PROBLEM DESCRIPTION:
Say how many lines of these entries include the word "ylabel", and answer with the number alone.

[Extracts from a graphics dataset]
((

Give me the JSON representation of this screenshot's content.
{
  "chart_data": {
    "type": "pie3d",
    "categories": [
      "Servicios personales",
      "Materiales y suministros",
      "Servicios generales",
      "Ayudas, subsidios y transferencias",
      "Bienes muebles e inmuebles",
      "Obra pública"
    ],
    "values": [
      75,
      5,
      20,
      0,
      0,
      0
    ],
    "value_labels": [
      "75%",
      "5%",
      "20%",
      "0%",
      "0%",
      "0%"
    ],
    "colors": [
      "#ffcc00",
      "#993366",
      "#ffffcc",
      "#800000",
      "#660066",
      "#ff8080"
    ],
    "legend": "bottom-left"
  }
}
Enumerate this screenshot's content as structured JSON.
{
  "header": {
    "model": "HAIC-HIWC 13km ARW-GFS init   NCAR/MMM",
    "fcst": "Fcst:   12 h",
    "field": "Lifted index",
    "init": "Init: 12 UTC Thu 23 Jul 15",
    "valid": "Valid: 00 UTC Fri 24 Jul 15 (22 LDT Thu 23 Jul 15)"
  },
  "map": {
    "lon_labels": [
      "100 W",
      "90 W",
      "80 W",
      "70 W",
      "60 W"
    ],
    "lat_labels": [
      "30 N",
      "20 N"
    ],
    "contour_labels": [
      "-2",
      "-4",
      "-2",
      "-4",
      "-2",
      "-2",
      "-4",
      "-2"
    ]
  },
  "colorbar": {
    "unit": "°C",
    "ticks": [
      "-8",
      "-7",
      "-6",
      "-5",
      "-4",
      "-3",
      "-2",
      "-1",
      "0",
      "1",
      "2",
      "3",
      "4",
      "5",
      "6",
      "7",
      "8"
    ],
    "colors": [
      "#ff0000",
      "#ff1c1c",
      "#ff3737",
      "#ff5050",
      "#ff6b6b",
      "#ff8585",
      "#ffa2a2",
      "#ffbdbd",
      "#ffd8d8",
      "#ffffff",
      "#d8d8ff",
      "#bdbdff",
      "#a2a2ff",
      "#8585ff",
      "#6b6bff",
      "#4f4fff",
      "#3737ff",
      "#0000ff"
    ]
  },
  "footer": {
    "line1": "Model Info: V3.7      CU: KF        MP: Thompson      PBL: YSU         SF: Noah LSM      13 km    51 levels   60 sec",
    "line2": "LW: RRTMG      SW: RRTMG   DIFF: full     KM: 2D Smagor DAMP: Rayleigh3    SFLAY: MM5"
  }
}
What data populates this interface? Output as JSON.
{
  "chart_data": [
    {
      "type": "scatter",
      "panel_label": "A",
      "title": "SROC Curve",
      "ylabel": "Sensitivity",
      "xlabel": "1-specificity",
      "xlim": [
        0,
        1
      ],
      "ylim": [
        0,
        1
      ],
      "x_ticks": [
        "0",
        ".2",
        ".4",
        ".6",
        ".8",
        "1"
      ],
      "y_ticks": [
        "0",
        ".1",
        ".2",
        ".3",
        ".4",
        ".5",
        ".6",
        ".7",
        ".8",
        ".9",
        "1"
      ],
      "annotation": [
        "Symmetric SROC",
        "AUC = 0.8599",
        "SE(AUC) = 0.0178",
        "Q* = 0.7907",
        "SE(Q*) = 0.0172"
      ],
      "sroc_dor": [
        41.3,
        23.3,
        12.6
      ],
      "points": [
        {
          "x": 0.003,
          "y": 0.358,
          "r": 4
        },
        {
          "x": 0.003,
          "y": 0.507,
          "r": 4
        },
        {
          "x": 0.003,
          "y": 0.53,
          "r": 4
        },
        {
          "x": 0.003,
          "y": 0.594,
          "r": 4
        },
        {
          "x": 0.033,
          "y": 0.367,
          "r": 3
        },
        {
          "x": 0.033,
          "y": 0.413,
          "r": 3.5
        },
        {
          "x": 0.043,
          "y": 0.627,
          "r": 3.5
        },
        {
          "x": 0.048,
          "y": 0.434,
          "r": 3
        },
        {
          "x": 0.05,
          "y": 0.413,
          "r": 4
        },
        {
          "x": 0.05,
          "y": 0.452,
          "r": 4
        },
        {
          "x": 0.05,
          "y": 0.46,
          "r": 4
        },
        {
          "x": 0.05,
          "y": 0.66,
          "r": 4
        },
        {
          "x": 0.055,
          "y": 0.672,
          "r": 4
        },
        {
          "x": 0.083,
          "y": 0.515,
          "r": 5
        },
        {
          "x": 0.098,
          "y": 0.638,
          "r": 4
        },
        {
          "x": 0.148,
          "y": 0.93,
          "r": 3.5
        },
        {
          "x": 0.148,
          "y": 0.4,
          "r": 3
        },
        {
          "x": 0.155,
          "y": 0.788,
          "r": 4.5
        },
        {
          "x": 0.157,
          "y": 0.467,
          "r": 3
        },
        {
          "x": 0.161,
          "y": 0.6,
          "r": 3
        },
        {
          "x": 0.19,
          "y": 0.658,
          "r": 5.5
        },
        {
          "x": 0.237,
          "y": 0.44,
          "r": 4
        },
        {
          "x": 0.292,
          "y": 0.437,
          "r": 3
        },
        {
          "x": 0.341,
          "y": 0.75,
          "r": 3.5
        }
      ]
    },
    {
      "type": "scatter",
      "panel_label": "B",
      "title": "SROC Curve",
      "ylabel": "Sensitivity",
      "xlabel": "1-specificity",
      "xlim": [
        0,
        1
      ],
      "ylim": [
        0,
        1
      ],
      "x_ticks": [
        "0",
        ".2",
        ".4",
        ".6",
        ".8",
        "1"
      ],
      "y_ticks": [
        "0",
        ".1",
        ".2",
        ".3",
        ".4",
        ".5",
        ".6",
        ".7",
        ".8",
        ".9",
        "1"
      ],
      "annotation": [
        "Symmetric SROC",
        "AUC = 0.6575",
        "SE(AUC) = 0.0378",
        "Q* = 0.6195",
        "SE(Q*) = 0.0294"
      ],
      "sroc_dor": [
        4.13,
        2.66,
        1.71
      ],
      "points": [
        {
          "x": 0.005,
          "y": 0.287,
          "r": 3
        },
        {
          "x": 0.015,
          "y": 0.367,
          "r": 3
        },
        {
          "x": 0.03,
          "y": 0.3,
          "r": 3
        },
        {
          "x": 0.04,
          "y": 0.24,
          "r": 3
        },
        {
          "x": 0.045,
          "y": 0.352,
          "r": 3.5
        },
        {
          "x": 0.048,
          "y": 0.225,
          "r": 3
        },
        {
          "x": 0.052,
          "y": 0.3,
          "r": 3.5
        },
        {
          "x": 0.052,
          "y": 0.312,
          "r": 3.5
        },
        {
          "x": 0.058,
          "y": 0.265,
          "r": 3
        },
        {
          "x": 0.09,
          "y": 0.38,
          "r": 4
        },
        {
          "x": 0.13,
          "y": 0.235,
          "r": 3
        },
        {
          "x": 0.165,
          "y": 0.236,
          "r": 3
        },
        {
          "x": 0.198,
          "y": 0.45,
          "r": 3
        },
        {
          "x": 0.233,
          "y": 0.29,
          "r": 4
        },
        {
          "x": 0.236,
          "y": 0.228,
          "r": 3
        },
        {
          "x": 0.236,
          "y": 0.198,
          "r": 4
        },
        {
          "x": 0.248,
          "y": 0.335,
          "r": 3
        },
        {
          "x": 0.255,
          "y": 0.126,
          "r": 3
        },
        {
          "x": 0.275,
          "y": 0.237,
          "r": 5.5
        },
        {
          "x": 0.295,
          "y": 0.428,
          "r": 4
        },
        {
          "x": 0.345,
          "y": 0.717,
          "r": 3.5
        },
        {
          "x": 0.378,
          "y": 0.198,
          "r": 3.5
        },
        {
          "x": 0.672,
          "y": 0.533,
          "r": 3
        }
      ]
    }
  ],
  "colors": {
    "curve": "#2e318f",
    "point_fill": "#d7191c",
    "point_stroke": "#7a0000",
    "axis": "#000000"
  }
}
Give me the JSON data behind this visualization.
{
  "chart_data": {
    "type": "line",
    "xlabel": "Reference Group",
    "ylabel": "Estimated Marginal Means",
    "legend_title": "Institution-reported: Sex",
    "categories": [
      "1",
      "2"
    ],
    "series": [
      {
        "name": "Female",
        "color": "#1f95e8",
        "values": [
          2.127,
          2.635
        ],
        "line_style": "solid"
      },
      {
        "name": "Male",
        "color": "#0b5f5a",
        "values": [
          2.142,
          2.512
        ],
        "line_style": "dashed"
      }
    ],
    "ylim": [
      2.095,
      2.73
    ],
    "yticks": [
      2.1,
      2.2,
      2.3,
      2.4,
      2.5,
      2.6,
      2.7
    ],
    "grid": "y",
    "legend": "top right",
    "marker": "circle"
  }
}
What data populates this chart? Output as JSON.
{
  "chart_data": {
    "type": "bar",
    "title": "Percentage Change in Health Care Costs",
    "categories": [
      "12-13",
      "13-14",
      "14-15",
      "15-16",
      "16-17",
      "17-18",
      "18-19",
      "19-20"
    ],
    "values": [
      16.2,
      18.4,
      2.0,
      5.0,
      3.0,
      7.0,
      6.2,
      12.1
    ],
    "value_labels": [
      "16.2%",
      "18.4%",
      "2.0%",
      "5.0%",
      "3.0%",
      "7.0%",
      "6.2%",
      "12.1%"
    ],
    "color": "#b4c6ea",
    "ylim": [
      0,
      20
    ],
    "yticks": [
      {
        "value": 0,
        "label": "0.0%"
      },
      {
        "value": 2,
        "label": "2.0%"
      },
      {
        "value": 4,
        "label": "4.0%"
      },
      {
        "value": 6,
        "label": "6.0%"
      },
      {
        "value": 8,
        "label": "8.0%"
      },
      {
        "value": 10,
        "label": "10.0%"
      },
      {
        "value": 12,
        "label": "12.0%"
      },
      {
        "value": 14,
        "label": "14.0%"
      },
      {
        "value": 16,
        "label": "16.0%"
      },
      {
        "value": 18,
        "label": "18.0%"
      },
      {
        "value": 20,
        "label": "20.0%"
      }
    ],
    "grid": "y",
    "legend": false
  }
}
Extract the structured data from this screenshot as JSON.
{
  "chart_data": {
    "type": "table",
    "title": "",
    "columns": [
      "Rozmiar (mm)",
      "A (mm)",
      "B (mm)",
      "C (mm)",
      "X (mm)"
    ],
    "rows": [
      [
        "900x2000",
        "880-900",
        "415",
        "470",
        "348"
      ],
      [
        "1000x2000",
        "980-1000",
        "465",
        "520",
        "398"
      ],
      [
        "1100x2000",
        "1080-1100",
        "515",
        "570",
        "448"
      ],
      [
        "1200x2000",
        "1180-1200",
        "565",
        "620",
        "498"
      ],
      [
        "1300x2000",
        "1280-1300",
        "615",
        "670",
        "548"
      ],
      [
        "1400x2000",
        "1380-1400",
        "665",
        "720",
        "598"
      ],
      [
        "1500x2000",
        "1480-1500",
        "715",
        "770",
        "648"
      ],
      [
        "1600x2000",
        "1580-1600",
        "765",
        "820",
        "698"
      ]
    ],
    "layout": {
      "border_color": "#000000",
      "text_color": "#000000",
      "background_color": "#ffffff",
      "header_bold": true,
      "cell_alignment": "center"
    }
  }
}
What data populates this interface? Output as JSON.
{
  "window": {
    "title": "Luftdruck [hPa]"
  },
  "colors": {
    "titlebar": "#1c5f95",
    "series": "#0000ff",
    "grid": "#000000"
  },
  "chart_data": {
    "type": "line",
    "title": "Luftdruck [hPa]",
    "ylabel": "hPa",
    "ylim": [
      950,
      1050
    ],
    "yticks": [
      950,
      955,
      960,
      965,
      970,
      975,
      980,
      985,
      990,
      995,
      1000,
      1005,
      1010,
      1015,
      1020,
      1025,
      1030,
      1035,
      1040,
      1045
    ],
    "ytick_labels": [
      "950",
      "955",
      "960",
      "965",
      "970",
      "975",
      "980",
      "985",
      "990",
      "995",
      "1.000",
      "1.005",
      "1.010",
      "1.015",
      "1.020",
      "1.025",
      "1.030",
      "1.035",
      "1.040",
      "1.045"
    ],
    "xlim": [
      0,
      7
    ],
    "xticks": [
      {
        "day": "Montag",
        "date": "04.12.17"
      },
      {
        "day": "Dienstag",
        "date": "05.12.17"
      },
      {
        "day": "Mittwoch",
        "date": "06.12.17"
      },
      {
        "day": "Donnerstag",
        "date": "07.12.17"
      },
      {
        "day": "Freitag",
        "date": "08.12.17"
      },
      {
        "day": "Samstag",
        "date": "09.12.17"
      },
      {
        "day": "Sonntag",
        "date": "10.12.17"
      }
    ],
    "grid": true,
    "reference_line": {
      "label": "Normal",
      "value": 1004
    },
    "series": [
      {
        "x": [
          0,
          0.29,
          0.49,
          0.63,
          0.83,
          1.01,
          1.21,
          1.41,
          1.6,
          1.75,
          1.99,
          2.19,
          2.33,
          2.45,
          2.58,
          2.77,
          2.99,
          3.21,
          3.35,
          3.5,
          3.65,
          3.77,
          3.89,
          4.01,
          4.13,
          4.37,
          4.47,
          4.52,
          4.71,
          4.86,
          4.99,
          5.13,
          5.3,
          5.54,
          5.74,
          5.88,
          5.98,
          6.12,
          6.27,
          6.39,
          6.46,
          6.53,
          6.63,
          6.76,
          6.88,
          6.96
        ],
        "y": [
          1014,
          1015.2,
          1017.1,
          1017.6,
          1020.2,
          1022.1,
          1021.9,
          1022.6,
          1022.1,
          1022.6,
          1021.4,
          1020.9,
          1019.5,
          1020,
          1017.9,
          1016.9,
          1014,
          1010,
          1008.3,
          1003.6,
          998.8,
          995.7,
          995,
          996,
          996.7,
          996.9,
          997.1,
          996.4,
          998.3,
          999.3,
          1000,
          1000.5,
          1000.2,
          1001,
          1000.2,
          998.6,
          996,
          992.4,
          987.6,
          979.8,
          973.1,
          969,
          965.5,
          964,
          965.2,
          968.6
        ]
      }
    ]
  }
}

))

CORRECT RESPONSE:
4